[Raw records]
---------------

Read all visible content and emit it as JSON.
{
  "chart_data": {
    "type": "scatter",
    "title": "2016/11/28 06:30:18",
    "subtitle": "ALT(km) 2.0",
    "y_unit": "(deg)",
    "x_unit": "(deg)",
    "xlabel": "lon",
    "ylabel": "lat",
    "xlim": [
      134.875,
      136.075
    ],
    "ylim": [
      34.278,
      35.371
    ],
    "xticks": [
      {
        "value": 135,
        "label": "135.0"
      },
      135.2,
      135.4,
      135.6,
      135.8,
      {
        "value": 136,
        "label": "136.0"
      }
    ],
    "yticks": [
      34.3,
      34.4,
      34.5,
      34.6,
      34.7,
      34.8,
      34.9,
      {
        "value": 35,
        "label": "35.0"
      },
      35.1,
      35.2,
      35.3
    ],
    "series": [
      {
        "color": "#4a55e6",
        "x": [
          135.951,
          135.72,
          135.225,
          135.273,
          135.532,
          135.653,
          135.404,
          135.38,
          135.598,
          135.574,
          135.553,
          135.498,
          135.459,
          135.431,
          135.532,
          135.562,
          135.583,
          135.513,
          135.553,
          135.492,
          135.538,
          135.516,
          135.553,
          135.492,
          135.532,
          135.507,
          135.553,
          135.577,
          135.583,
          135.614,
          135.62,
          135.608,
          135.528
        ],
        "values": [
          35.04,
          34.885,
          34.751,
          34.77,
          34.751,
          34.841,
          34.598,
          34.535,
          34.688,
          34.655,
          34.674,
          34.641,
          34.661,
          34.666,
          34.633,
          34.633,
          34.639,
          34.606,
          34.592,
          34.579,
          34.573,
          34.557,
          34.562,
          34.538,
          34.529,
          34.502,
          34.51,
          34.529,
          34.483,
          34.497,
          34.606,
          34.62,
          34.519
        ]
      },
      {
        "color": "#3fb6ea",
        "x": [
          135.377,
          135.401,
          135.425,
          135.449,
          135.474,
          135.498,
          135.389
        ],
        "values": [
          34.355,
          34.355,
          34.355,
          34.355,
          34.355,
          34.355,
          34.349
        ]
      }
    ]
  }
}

---------------

What you need to do -
Output the lines above verbatim and in full.

Solution for this task -
Read all visible content and emit it as JSON.
{
  "chart_data": {
    "type": "scatter",
    "title": "2016/11/28 06:30:18",
    "subtitle": "ALT(km) 2.0",
    "y_unit": "(deg)",
    "x_unit": "(deg)",
    "xlabel": "lon",
    "ylabel": "lat",
    "xlim": [
      134.875,
      136.075
    ],
    "ylim": [
      34.278,
      35.371
    ],
    "xticks": [
      {
        "value": 135,
        "label": "135.0"
      },
      135.2,
      135.4,
      135.6,
      135.8,
      {
        "value": 136,
        "label": "136.0"
      }
    ],
    "yticks": [
      34.3,
      34.4,
      34.5,
      34.6,
      34.7,
      34.8,
      34.9,
      {
        "value": 35,
        "label": "35.0"
      },
      35.1,
      35.2,
      35.3
    ],
    "series": [
      {
        "color": "#4a55e6",
        "x": [
          135.951,
          135.72,
          135.225,
          135.273,
          135.532,
          135.653,
          135.404,
          135.38,
          135.598,
          135.574,
          135.553,
          135.498,
          135.459,
          135.431,
          135.532,
          135.562,
          135.583,
          135.513,
          135.553,
          135.492,
          135.538,
          135.516,
          135.553,
          135.492,
          135.532,
          135.507,
          135.553,
          135.577,
          135.583,
          135.614,
          135.62,
          135.608,
          135.528
        ],
        "values": [
          35.04,
          34.885,
          34.751,
          34.77,
          34.751,
          34.841,
          34.598,
          34.535,
          34.688,
          34.655,
          34.674,
          34.641,
          34.661,
          34.666,
          34.633,
          34.633,
          34.639,
          34.606,
          34.592,
          34.579,
          34.573,
          34.557,
          34.562,
          34.538,
          34.529,
          34.502,
          34.51,
          34.529,
          34.483,
          34.497,
          34.606,
          34.62,
          34.519
        ]
      },
      {
        "color": "#3fb6ea",
        "x": [
          135.377,
          135.401,
          135.425,
          135.449,
          135.474,
          135.498,
          135.389
        ],
        "values": [
          34.355,
          34.355,
          34.355,
          34.355,
          34.355,
          34.355,
          34.349
        ]
      }
    ]
  }
}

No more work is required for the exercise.